### Directions for this task
Restate the complete material exactly.

### Stored data entries
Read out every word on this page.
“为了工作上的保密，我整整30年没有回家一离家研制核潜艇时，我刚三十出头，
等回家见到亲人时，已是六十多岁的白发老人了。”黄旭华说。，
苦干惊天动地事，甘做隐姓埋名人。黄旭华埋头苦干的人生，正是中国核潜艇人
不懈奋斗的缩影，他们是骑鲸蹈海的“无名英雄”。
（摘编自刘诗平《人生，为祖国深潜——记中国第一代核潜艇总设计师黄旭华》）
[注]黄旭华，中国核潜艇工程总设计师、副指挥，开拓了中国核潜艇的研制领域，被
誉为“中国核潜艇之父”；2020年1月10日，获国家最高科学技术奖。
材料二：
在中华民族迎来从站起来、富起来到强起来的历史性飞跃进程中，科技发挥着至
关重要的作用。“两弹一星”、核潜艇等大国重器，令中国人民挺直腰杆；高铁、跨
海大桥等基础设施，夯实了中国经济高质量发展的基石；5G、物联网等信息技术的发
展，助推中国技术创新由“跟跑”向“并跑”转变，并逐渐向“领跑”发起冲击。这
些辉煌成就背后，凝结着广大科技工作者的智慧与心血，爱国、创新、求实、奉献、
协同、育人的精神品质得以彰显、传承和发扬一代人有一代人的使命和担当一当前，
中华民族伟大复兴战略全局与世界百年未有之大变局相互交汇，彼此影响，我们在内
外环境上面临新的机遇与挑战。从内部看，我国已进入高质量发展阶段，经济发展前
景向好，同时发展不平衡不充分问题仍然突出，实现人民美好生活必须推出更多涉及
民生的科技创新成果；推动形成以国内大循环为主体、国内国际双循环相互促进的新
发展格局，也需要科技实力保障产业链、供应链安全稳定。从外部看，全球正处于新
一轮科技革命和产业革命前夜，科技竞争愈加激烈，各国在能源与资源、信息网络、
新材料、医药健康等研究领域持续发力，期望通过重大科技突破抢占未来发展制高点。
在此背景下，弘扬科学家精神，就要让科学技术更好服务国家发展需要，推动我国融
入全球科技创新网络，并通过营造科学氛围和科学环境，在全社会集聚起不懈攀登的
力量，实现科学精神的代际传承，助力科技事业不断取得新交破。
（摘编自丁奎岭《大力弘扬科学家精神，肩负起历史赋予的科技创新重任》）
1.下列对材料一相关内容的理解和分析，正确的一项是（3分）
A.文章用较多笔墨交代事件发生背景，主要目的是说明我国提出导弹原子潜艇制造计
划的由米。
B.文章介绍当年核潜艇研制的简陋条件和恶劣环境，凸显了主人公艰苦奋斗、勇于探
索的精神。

### Output for this exercise
Read out every word on this page.
“为了工作上的保密，我整整30年没有回家一离家研制核潜艇时，我刚三十出头，
等回家见到亲人时，已是六十多岁的白发老人了。”黄旭华说。，
苦干惊天动地事，甘做隐姓埋名人。黄旭华埋头苦干的人生，正是中国核潜艇人
不懈奋斗的缩影，他们是骑鲸蹈海的“无名英雄”。
（摘编自刘诗平《人生，为祖国深潜——记中国第一代核潜艇总设计师黄旭华》）
[注]黄旭华，中国核潜艇工程总设计师、副指挥，开拓了中国核潜艇的研制领域，被
誉为“中国核潜艇之父”；2020年1月10日，获国家最高科学技术奖。
材料二：
在中华民族迎来从站起来、富起来到强起来的历史性飞跃进程中，科技发挥着至
关重要的作用。“两弹一星”、核潜艇等大国重器，令中国人民挺直腰杆；高铁、跨
海大桥等基础设施，夯实了中国经济高质量发展的基石；5G、物联网等信息技术的发
展，助推中国技术创新由“跟跑”向“并跑”转变，并逐渐向“领跑”发起冲击。这
些辉煌成就背后，凝结着广大科技工作者的智慧与心血，爱国、创新、求实、奉献、
协同、育人的精神品质得以彰显、传承和发扬一代人有一代人的使命和担当一当前，
中华民族伟大复兴战略全局与世界百年未有之大变局相互交汇，彼此影响，我们在内
外环境上面临新的机遇与挑战。从内部看，我国已进入高质量发展阶段，经济发展前
景向好，同时发展不平衡不充分问题仍然突出，实现人民美好生活必须推出更多涉及
民生的科技创新成果；推动形成以国内大循环为主体、国内国际双循环相互促进的新
发展格局，也需要科技实力保障产业链、供应链安全稳定。从外部看，全球正处于新
一轮科技革命和产业革命前夜，科技竞争愈加激烈，各国在能源与资源、信息网络、
新材料、医药健康等研究领域持续发力，期望通过重大科技突破抢占未来发展制高点。
在此背景下，弘扬科学家精神，就要让科学技术更好服务国家发展需要，推动我国融
入全球科技创新网络，并通过营造科学氛围和科学环境，在全社会集聚起不懈攀登的
力量，实现科学精神的代际传承，助力科技事业不断取得新交破。
（摘编自丁奎岭《大力弘扬科学家精神，肩负起历史赋予的科技创新重任》）
1.下列对材料一相关内容的理解和分析，正确的一项是（3分）
A.文章用较多笔墨交代事件发生背景，主要目的是说明我国提出导弹原子潜艇制造计
划的由米。
B.文章介绍当年核潜艇研制的简陋条件和恶劣环境，凸显了主人公艰苦奋斗、勇于探
索的精神。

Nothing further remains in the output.